=== Data supplied ===

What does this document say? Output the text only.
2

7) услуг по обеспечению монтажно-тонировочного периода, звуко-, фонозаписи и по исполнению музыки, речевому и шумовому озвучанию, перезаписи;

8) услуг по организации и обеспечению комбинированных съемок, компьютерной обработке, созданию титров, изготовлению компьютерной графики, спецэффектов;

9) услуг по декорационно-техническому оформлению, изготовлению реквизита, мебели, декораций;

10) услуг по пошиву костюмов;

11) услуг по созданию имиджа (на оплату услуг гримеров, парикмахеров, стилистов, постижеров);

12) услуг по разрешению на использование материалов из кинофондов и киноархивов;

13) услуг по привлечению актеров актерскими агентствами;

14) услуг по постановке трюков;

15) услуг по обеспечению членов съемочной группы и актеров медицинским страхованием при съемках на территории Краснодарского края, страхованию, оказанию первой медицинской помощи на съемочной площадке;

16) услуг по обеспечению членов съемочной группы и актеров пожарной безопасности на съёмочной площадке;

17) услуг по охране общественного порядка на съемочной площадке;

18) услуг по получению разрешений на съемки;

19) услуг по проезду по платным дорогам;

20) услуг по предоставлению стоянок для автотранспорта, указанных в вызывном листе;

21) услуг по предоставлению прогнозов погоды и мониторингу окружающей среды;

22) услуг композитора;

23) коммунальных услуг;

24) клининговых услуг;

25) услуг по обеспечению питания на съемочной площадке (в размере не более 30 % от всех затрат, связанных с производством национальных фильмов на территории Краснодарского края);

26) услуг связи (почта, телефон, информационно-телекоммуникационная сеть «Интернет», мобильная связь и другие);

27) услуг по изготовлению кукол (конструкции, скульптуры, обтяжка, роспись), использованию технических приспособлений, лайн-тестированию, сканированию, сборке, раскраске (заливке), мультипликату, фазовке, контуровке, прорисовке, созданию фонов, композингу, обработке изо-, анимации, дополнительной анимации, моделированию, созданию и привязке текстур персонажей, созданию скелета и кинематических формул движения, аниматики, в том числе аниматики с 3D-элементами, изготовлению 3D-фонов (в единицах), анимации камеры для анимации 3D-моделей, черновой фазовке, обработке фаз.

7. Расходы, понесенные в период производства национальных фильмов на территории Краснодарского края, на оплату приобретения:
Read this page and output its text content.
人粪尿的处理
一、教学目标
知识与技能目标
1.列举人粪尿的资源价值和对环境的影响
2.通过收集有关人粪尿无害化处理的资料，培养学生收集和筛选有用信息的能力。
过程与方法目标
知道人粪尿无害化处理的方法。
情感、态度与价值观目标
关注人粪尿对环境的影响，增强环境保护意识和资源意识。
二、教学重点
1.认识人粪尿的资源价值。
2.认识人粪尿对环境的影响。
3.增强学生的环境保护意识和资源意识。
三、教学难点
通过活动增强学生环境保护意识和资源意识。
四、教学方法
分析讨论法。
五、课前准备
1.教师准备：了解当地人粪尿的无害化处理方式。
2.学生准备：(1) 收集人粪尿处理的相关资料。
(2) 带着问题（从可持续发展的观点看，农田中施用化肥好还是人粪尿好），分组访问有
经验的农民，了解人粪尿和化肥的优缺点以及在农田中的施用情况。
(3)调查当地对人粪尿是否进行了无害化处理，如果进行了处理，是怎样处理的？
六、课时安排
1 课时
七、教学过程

===

→ Your goal
Locate the line that contains "Read this page and output its text content.", then please quote it and every line after it to the end of the entries above, exactly and with nothing else.

→ Task answer
Read this page and output its text content.
人粪尿的处理
一、教学目标
知识与技能目标
1.列举人粪尿的资源价值和对环境的影响
2.通过收集有关人粪尿无害化处理的资料，培养学生收集和筛选有用信息的能力。
过程与方法目标
知道人粪尿无害化处理的方法。
情感、态度与价值观目标
关注人粪尿对环境的影响，增强环境保护意识和资源意识。
二、教学重点
1.认识人粪尿的资源价值。
2.认识人粪尿对环境的影响。
3.增强学生的环境保护意识和资源意识。
三、教学难点
通过活动增强学生环境保护意识和资源意识。
四、教学方法
分析讨论法。
五、课前准备
1.教师准备：了解当地人粪尿的无害化处理方式。
2.学生准备：(1) 收集人粪尿处理的相关资料。
(2) 带着问题（从可持续发展的观点看，农田中施用化肥好还是人粪尿好），分组访问有
经验的农民，了解人粪尿和化肥的优缺点以及在农田中的施用情况。
(3)调查当地对人粪尿是否进行了无害化处理，如果进行了处理，是怎样处理的？
六、课时安排
1 课时
七、教学过程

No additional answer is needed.